==== Records shown

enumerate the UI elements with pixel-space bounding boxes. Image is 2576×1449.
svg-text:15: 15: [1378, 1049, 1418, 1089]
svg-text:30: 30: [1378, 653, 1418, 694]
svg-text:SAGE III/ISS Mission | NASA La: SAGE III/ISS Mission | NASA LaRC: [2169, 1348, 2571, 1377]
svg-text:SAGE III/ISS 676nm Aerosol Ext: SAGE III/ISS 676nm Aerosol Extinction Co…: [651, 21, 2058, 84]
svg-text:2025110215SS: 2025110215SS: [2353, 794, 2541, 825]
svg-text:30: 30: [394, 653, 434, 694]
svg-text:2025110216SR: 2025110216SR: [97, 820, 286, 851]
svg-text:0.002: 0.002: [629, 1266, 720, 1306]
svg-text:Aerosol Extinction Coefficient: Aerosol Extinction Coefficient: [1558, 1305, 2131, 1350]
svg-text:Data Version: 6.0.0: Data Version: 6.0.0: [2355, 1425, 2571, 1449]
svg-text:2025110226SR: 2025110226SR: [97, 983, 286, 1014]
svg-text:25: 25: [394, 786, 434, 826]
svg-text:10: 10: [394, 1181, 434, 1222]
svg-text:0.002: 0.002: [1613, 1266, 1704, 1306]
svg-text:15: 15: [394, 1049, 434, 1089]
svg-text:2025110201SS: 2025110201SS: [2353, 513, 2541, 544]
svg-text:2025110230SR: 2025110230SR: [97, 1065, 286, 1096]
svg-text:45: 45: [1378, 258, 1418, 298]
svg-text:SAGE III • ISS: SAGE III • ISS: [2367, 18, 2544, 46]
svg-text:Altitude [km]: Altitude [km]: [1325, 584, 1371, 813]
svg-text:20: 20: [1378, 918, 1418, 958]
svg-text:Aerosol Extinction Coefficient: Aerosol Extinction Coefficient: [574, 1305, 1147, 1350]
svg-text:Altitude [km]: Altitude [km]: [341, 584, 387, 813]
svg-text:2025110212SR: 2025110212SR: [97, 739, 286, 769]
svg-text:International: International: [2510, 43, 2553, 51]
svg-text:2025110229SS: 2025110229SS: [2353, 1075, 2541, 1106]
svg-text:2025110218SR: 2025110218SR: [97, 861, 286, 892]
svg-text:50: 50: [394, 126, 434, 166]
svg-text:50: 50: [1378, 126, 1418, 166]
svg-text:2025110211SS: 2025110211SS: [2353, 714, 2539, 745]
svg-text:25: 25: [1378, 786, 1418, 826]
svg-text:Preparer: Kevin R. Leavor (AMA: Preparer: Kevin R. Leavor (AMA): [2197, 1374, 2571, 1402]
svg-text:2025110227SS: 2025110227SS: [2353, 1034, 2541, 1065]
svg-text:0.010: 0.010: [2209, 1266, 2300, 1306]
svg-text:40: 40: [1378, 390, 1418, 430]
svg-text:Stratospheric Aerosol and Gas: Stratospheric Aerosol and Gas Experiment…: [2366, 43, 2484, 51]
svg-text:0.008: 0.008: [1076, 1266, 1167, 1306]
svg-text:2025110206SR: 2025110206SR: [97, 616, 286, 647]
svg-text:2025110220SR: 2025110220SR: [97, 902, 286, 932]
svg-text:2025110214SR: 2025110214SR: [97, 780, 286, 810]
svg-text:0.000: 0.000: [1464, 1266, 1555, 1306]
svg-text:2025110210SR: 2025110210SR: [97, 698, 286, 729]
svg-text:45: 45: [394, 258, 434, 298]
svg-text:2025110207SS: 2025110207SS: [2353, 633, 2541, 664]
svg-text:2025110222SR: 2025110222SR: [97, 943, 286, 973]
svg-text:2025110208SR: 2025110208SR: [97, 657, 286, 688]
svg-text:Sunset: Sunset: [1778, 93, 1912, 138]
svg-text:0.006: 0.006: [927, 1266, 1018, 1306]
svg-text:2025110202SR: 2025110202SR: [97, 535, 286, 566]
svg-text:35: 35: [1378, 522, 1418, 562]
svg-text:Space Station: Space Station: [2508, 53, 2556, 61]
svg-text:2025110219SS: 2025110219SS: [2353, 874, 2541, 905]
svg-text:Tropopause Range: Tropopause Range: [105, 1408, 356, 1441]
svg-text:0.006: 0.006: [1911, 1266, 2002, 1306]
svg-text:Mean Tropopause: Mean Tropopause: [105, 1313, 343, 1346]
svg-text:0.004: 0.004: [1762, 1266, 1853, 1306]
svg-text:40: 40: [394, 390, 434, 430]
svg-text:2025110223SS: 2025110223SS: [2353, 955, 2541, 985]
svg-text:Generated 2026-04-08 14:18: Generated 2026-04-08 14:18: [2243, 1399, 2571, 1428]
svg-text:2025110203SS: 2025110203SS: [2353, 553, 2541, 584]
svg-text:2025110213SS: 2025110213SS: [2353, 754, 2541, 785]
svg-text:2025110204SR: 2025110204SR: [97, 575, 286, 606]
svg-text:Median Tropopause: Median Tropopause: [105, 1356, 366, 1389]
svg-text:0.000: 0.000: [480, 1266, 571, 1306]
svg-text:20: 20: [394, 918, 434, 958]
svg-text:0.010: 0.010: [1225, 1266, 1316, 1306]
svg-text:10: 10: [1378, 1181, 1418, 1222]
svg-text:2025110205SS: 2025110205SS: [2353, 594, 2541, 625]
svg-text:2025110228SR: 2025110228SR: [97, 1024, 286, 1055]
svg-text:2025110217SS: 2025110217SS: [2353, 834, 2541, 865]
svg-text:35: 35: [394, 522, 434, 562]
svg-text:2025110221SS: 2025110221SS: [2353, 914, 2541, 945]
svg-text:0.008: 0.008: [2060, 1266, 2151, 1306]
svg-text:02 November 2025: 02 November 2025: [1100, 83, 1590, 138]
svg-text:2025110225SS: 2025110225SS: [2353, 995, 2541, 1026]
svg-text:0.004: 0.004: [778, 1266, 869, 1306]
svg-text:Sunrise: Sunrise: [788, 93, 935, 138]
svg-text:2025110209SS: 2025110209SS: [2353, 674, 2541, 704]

========

Reproduce every line of the records above verbatim, in the same order.

(Exercise answer)
enumerate the UI elements with pixel-space bounding boxes. Image is 2576×1449.
svg-text:15: 15: [1378, 1049, 1418, 1089]
svg-text:30: 30: [1378, 653, 1418, 694]
svg-text:SAGE III/ISS Mission | NASA La: SAGE III/ISS Mission | NASA LaRC: [2169, 1348, 2571, 1377]
svg-text:SAGE III/ISS 676nm Aerosol Ext: SAGE III/ISS 676nm Aerosol Extinction Co…: [651, 21, 2058, 84]
svg-text:2025110215SS: 2025110215SS: [2353, 794, 2541, 825]
svg-text:30: 30: [394, 653, 434, 694]
svg-text:2025110216SR: 2025110216SR: [97, 820, 286, 851]
svg-text:0.002: 0.002: [629, 1266, 720, 1306]
svg-text:Aerosol Extinction Coefficient: Aerosol Extinction Coefficient: [1558, 1305, 2131, 1350]
svg-text:Data Version: 6.0.0: Data Version: 6.0.0: [2355, 1425, 2571, 1449]
svg-text:2025110226SR: 2025110226SR: [97, 983, 286, 1014]
svg-text:25: 25: [394, 786, 434, 826]
svg-text:10: 10: [394, 1181, 434, 1222]
svg-text:0.002: 0.002: [1613, 1266, 1704, 1306]
svg-text:15: 15: [394, 1049, 434, 1089]
svg-text:2025110201SS: 2025110201SS: [2353, 513, 2541, 544]
svg-text:2025110230SR: 2025110230SR: [97, 1065, 286, 1096]
svg-text:45: 45: [1378, 258, 1418, 298]
svg-text:SAGE III • ISS: SAGE III • ISS: [2367, 18, 2544, 46]
svg-text:Altitude [km]: Altitude [km]: [1325, 584, 1371, 813]
svg-text:20: 20: [1378, 918, 1418, 958]
svg-text:Aerosol Extinction Coefficient: Aerosol Extinction Coefficient: [574, 1305, 1147, 1350]
svg-text:Altitude [km]: Altitude [km]: [341, 584, 387, 813]
svg-text:2025110212SR: 2025110212SR: [97, 739, 286, 769]
svg-text:International: International: [2510, 43, 2553, 51]
svg-text:2025110229SS: 2025110229SS: [2353, 1075, 2541, 1106]
svg-text:2025110218SR: 2025110218SR: [97, 861, 286, 892]
svg-text:50: 50: [394, 126, 434, 166]
svg-text:50: 50: [1378, 126, 1418, 166]
svg-text:2025110211SS: 2025110211SS: [2353, 714, 2539, 745]
svg-text:25: 25: [1378, 786, 1418, 826]
svg-text:Preparer: Kevin R. Leavor (AMA: Preparer: Kevin R. Leavor (AMA): [2197, 1374, 2571, 1402]
svg-text:2025110227SS: 2025110227SS: [2353, 1034, 2541, 1065]
svg-text:0.010: 0.010: [2209, 1266, 2300, 1306]
svg-text:40: 40: [1378, 390, 1418, 430]
svg-text:Stratospheric Aerosol and Gas: Stratospheric Aerosol and Gas Experiment…: [2366, 43, 2484, 51]
svg-text:0.008: 0.008: [1076, 1266, 1167, 1306]
svg-text:2025110206SR: 2025110206SR: [97, 616, 286, 647]
svg-text:2025110220SR: 2025110220SR: [97, 902, 286, 932]
svg-text:2025110214SR: 2025110214SR: [97, 780, 286, 810]
svg-text:0.000: 0.000: [1464, 1266, 1555, 1306]
svg-text:2025110210SR: 2025110210SR: [97, 698, 286, 729]
svg-text:45: 45: [394, 258, 434, 298]
svg-text:2025110207SS: 2025110207SS: [2353, 633, 2541, 664]
svg-text:2025110222SR: 2025110222SR: [97, 943, 286, 973]
svg-text:2025110208SR: 2025110208SR: [97, 657, 286, 688]
svg-text:Sunset: Sunset: [1778, 93, 1912, 138]
svg-text:0.006: 0.006: [927, 1266, 1018, 1306]
svg-text:2025110202SR: 2025110202SR: [97, 535, 286, 566]
svg-text:35: 35: [1378, 522, 1418, 562]
svg-text:Space Station: Space Station: [2508, 53, 2556, 61]
svg-text:2025110219SS: 2025110219SS: [2353, 874, 2541, 905]
svg-text:Tropopause Range: Tropopause Range: [105, 1408, 356, 1441]
svg-text:0.006: 0.006: [1911, 1266, 2002, 1306]
svg-text:Mean Tropopause: Mean Tropopause: [105, 1313, 343, 1346]
svg-text:0.004: 0.004: [1762, 1266, 1853, 1306]
svg-text:40: 40: [394, 390, 434, 430]
svg-text:2025110223SS: 2025110223SS: [2353, 955, 2541, 985]
svg-text:Generated 2026-04-08 14:18: Generated 2026-04-08 14:18: [2243, 1399, 2571, 1428]
svg-text:2025110203SS: 2025110203SS: [2353, 553, 2541, 584]
svg-text:2025110213SS: 2025110213SS: [2353, 754, 2541, 785]
svg-text:2025110204SR: 2025110204SR: [97, 575, 286, 606]
svg-text:Median Tropopause: Median Tropopause: [105, 1356, 366, 1389]
svg-text:0.000: 0.000: [480, 1266, 571, 1306]
svg-text:20: 20: [394, 918, 434, 958]
svg-text:0.010: 0.010: [1225, 1266, 1316, 1306]
svg-text:10: 10: [1378, 1181, 1418, 1222]
svg-text:2025110205SS: 2025110205SS: [2353, 594, 2541, 625]
svg-text:2025110228SR: 2025110228SR: [97, 1024, 286, 1055]
svg-text:2025110217SS: 2025110217SS: [2353, 834, 2541, 865]
svg-text:35: 35: [394, 522, 434, 562]
svg-text:2025110221SS: 2025110221SS: [2353, 914, 2541, 945]
svg-text:0.008: 0.008: [2060, 1266, 2151, 1306]
svg-text:02 November 2025: 02 November 2025: [1100, 83, 1590, 138]
svg-text:2025110225SS: 2025110225SS: [2353, 995, 2541, 1026]
svg-text:0.004: 0.004: [778, 1266, 869, 1306]
svg-text:Sunrise: Sunrise: [788, 93, 935, 138]
svg-text:2025110209SS: 2025110209SS: [2353, 674, 2541, 704]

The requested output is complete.